## To be done
From the entries below, copy out every line with "Position" in it.

## Record excerpts
★ ★ ★ ★ ★
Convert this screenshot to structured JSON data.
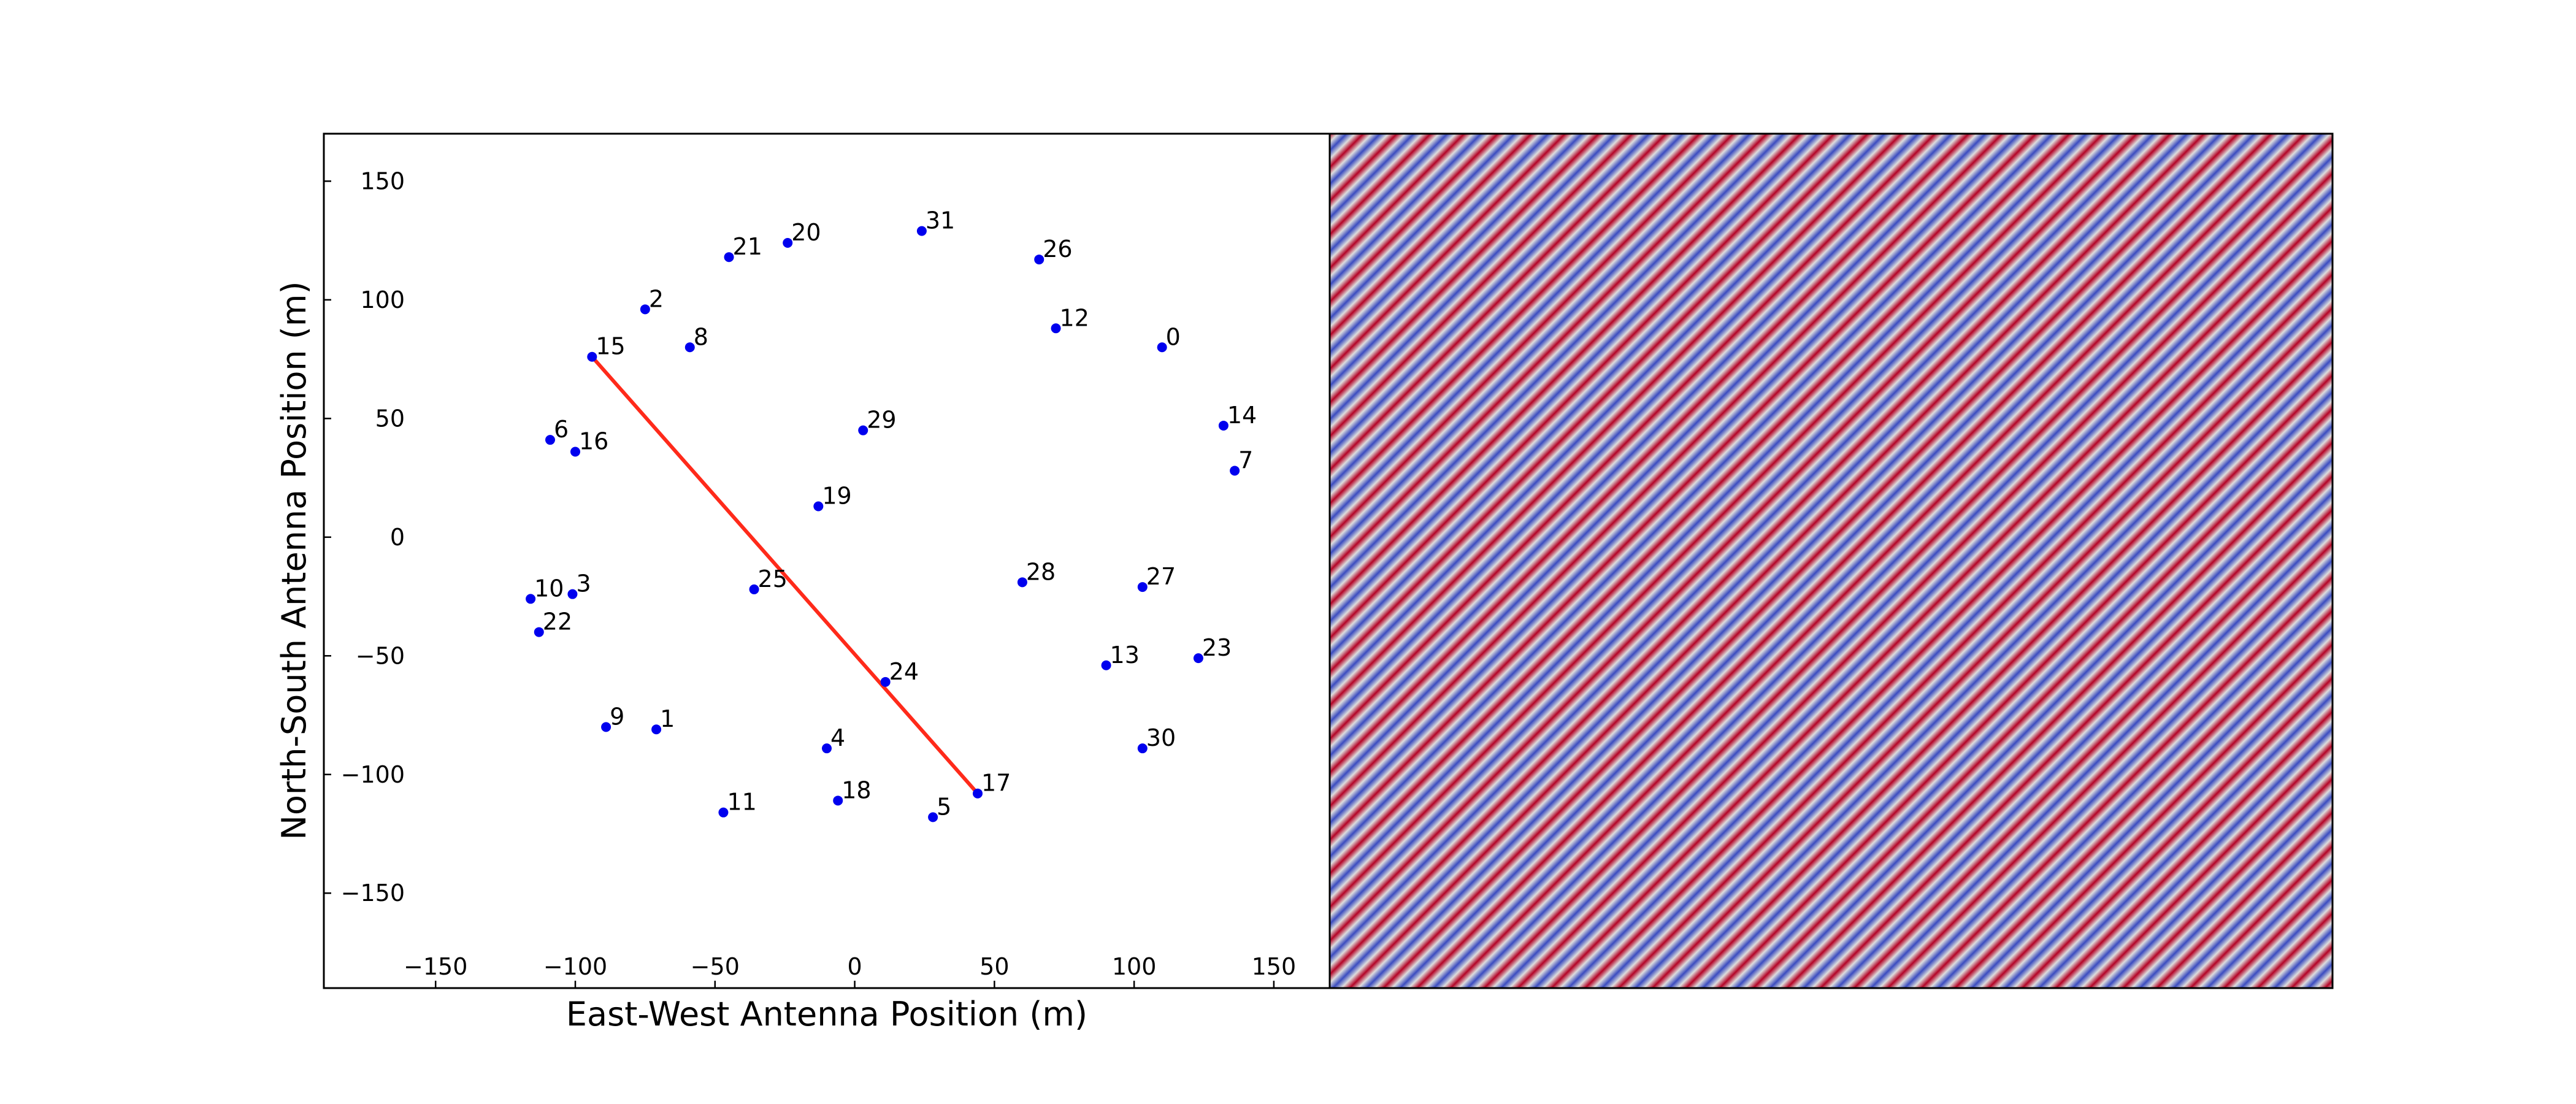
{
  "chart_data": [
    {
      "type": "scatter",
      "title": "",
      "xlabel": "East-West Antenna Position (m)",
      "ylabel": "North-South Antenna Position (m)",
      "xlim": [
        -190,
        170
      ],
      "ylim": [
        -190,
        170
      ],
      "xticks": [
        -150,
        -100,
        -50,
        0,
        50,
        100,
        150
      ],
      "yticks": [
        -150,
        -100,
        -50,
        0,
        50,
        100,
        150
      ],
      "xtick_labels": [
        "−150",
        "−100",
        "−50",
        "0",
        "50",
        "100",
        "150"
      ],
      "ytick_labels": [
        "−150",
        "−100",
        "−50",
        "0",
        "50",
        "100",
        "150"
      ],
      "grid": false,
      "point_color": "#0000ee",
      "baseline_color": "#ff2a1a",
      "antennas": [
        {
          "id": "0",
          "x": 110,
          "y": 80
        },
        {
          "id": "2",
          "x": -75,
          "y": 96
        },
        {
          "id": "8",
          "x": -59,
          "y": 80
        },
        {
          "id": "15",
          "x": -94,
          "y": 76
        },
        {
          "id": "21",
          "x": -45,
          "y": 118
        },
        {
          "id": "20",
          "x": -24,
          "y": 124
        },
        {
          "id": "31",
          "x": 24,
          "y": 129
        },
        {
          "id": "26",
          "x": 66,
          "y": 117
        },
        {
          "id": "12",
          "x": 72,
          "y": 88
        },
        {
          "id": "14",
          "x": 132,
          "y": 47
        },
        {
          "id": "7",
          "x": 136,
          "y": 28
        },
        {
          "id": "6",
          "x": -109,
          "y": 41
        },
        {
          "id": "16",
          "x": -100,
          "y": 36
        },
        {
          "id": "29",
          "x": 3,
          "y": 45
        },
        {
          "id": "19",
          "x": -13,
          "y": 13
        },
        {
          "id": "10",
          "x": -116,
          "y": -26
        },
        {
          "id": "3",
          "x": -101,
          "y": -24
        },
        {
          "id": "22",
          "x": -113,
          "y": -40
        },
        {
          "id": "25",
          "x": -36,
          "y": -22
        },
        {
          "id": "28",
          "x": 60,
          "y": -19
        },
        {
          "id": "27",
          "x": 103,
          "y": -21
        },
        {
          "id": "24",
          "x": 11,
          "y": -61
        },
        {
          "id": "13",
          "x": 90,
          "y": -54
        },
        {
          "id": "23",
          "x": 123,
          "y": -51
        },
        {
          "id": "9",
          "x": -89,
          "y": -80
        },
        {
          "id": "1",
          "x": -71,
          "y": -81
        },
        {
          "id": "4",
          "x": -10,
          "y": -89
        },
        {
          "id": "30",
          "x": 103,
          "y": -89
        },
        {
          "id": "17",
          "x": 44,
          "y": -108
        },
        {
          "id": "18",
          "x": -6,
          "y": -111
        },
        {
          "id": "5",
          "x": 28,
          "y": -118
        },
        {
          "id": "11",
          "x": -47,
          "y": -116
        }
      ],
      "baseline": {
        "from": "15",
        "to": "17"
      }
    },
    {
      "type": "heatmap",
      "title": "",
      "description_none": "",
      "colormap": [
        "#3b4cc0",
        "#dddddd",
        "#b40426"
      ],
      "fringe_period_fraction": 0.0167,
      "fringe_direction": [
        1,
        1
      ]
    }
  ]
}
★ ★ ★ ★ ★
## Task solution
      "xlabel": "East-West Antenna Position (m)",
      "ylabel": "North-South Antenna Position (m)",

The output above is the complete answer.